Work instructions: Below are some records; reproduce every one of them exactly.

[Start The input]

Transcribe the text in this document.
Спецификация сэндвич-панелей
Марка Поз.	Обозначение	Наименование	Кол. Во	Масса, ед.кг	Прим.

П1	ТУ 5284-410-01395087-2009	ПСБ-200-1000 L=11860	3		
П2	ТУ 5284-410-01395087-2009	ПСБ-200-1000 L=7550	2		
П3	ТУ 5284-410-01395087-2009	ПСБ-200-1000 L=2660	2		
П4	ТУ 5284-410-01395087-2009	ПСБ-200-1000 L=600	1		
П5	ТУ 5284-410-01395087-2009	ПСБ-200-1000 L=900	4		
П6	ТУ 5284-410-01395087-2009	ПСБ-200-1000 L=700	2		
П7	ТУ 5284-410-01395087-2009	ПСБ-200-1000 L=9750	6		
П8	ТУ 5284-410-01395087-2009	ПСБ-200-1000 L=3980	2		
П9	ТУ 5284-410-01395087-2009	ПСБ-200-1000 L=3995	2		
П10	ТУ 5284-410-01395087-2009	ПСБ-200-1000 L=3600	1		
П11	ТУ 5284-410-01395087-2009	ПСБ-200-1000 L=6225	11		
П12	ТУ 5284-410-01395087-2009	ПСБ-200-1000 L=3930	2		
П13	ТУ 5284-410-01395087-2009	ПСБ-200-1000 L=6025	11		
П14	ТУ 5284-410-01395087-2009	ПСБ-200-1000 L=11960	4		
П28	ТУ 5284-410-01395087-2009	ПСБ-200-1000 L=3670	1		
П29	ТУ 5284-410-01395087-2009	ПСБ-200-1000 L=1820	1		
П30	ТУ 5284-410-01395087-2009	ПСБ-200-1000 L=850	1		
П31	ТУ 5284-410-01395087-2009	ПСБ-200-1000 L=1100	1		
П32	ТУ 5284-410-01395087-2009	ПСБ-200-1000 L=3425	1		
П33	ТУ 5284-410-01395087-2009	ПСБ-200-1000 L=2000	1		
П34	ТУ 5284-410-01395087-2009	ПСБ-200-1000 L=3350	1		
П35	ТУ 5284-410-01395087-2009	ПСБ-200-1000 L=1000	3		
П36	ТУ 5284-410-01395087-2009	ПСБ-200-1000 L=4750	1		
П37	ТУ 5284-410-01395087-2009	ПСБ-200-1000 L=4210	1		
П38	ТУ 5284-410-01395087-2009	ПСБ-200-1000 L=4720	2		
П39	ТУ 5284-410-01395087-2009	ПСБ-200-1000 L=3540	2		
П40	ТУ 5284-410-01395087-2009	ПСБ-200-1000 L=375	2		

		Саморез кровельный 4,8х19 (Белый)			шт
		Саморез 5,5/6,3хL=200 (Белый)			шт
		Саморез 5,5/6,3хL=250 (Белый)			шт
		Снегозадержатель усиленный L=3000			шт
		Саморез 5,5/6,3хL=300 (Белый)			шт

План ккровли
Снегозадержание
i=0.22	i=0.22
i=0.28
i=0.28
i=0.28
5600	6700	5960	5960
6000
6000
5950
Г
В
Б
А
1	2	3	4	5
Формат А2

[End The input]

Right answer:
Transcribe the text in this document.
Спецификация сэндвич-панелей
Марка Поз.	Обозначение	Наименование	Кол. Во	Масса, ед.кг	Прим.

П1	ТУ 5284-410-01395087-2009	ПСБ-200-1000 L=11860	3		
П2	ТУ 5284-410-01395087-2009	ПСБ-200-1000 L=7550	2		
П3	ТУ 5284-410-01395087-2009	ПСБ-200-1000 L=2660	2		
П4	ТУ 5284-410-01395087-2009	ПСБ-200-1000 L=600	1		
П5	ТУ 5284-410-01395087-2009	ПСБ-200-1000 L=900	4		
П6	ТУ 5284-410-01395087-2009	ПСБ-200-1000 L=700	2		
П7	ТУ 5284-410-01395087-2009	ПСБ-200-1000 L=9750	6		
П8	ТУ 5284-410-01395087-2009	ПСБ-200-1000 L=3980	2		
П9	ТУ 5284-410-01395087-2009	ПСБ-200-1000 L=3995	2		
П10	ТУ 5284-410-01395087-2009	ПСБ-200-1000 L=3600	1		
П11	ТУ 5284-410-01395087-2009	ПСБ-200-1000 L=6225	11		
П12	ТУ 5284-410-01395087-2009	ПСБ-200-1000 L=3930	2		
П13	ТУ 5284-410-01395087-2009	ПСБ-200-1000 L=6025	11		
П14	ТУ 5284-410-01395087-2009	ПСБ-200-1000 L=11960	4		
П28	ТУ 5284-410-01395087-2009	ПСБ-200-1000 L=3670	1		
П29	ТУ 5284-410-01395087-2009	ПСБ-200-1000 L=1820	1		
П30	ТУ 5284-410-01395087-2009	ПСБ-200-1000 L=850	1		
П31	ТУ 5284-410-01395087-2009	ПСБ-200-1000 L=1100	1		
П32	ТУ 5284-410-01395087-2009	ПСБ-200-1000 L=3425	1		
П33	ТУ 5284-410-01395087-2009	ПСБ-200-1000 L=2000	1		
П34	ТУ 5284-410-01395087-2009	ПСБ-200-1000 L=3350	1		
П35	ТУ 5284-410-01395087-2009	ПСБ-200-1000 L=1000	3		
П36	ТУ 5284-410-01395087-2009	ПСБ-200-1000 L=4750	1		
П37	ТУ 5284-410-01395087-2009	ПСБ-200-1000 L=4210	1		
П38	ТУ 5284-410-01395087-2009	ПСБ-200-1000 L=4720	2		
П39	ТУ 5284-410-01395087-2009	ПСБ-200-1000 L=3540	2		
П40	ТУ 5284-410-01395087-2009	ПСБ-200-1000 L=375	2		

		Саморез кровельный 4,8х19 (Белый)			шт
		Саморез 5,5/6,3хL=200 (Белый)			шт
		Саморез 5,5/6,3хL=250 (Белый)			шт
		Снегозадержатель усиленный L=3000			шт
		Саморез 5,5/6,3хL=300 (Белый)			шт

План ккровли
Снегозадержание
i=0.22	i=0.22
i=0.28
i=0.28
i=0.28
5600	6700	5960	5960
6000
6000
5950
Г
В
Б
А
1	2	3	4	5
Формат А2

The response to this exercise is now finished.